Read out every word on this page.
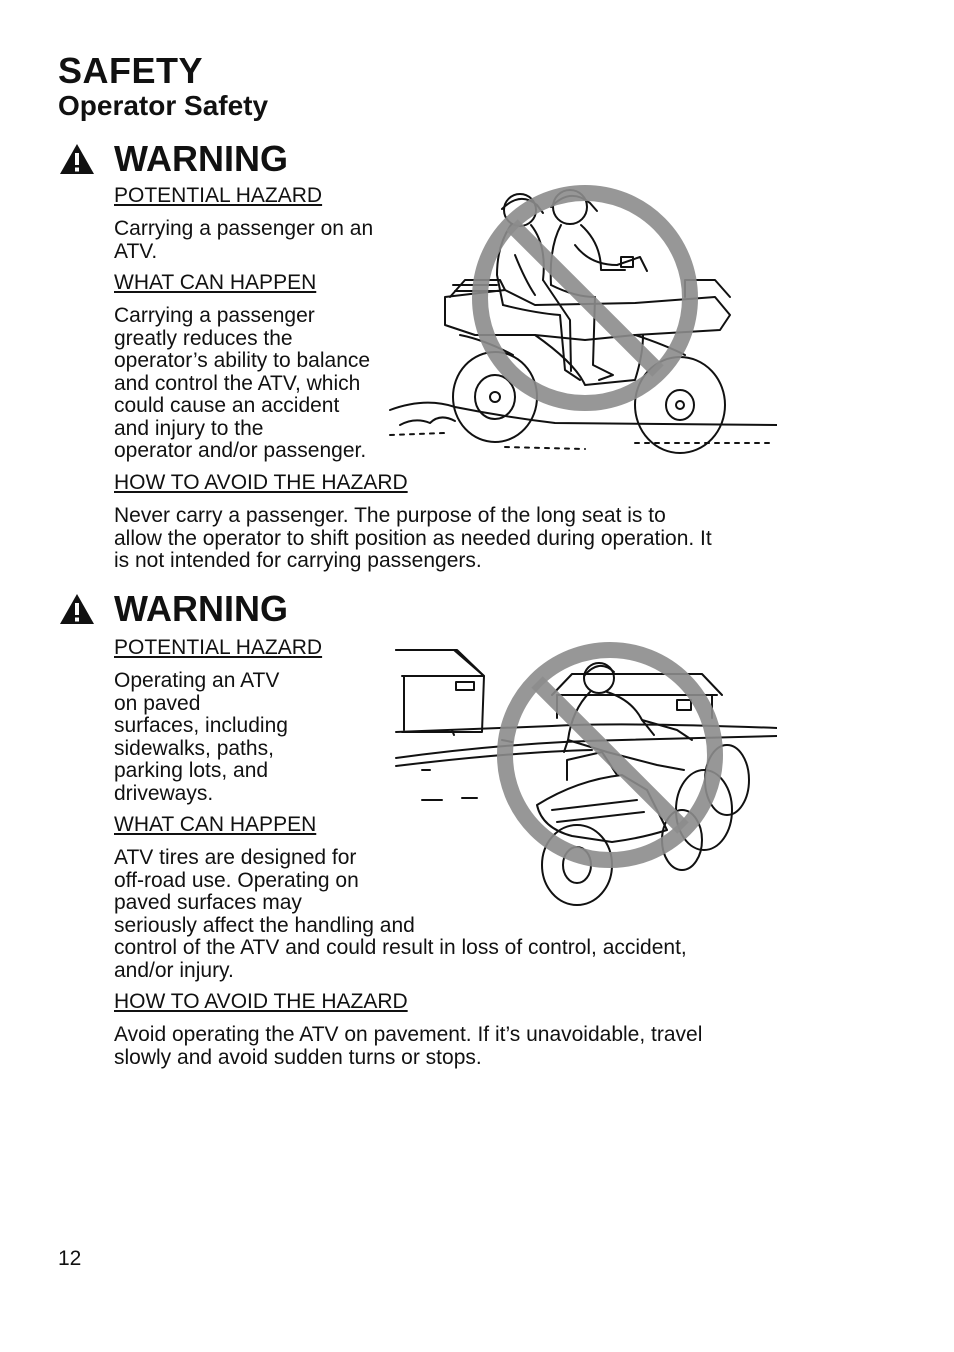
SAFETY
Operator Safety
WARNING
POTENTIAL HAZARD
Carrying a passenger on an
ATV.
WHAT CAN HAPPEN
Carrying a passenger
greatly reduces the
operator’s ability to balance
and control the ATV, which
could cause an accident
and injury to the
operator and/or passenger.
HOW TO AVOID THE HAZARD
Never carry a passenger. The purpose of the long seat is to
allow the operator to shift position as needed during operation. It
is not intended for carrying passengers.
WARNING
POTENTIAL HAZARD
Operating an ATV
on paved
surfaces, including
sidewalks, paths,
parking lots, and
driveways.
WHAT CAN HAPPEN
ATV tires are designed for
off-road use. Operating on
paved surfaces may
seriously affect the handling and
control of the ATV and could result in loss of control, accident,
and/or injury.
HOW TO AVOID THE HAZARD
Avoid operating the ATV on pavement. If it’s unavoidable, travel
slowly and avoid sudden turns or stops.
12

··········

WHAT YOU NEED TO DO: Leave the pictures out and copy the rest of the data exactly.

WRITTEN ANSWER:
Read out every word on this page.
SAFETY
Operator Safety
WARNING
POTENTIAL HAZARD
Carrying a passenger on an
ATV.
WHAT CAN HAPPEN
Carrying a passenger
greatly reduces the
operator’s ability to balance
and control the ATV, which
could cause an accident
and injury to the
operator and/or passenger.
HOW TO AVOID THE HAZARD
Never carry a passenger. The purpose of the long seat is to
allow the operator to shift position as needed during operation. It
is not intended for carrying passengers.
WARNING
POTENTIAL HAZARD
Operating an ATV
on paved
surfaces, including
sidewalks, paths,
parking lots, and
driveways.
WHAT CAN HAPPEN
ATV tires are designed for
off-road use. Operating on
paved surfaces may
seriously affect the handling and
control of the ATV and could result in loss of control, accident,
and/or injury.
HOW TO AVOID THE HAZARD
Avoid operating the ATV on pavement. If it’s unavoidable, travel
slowly and avoid sudden turns or stops.
12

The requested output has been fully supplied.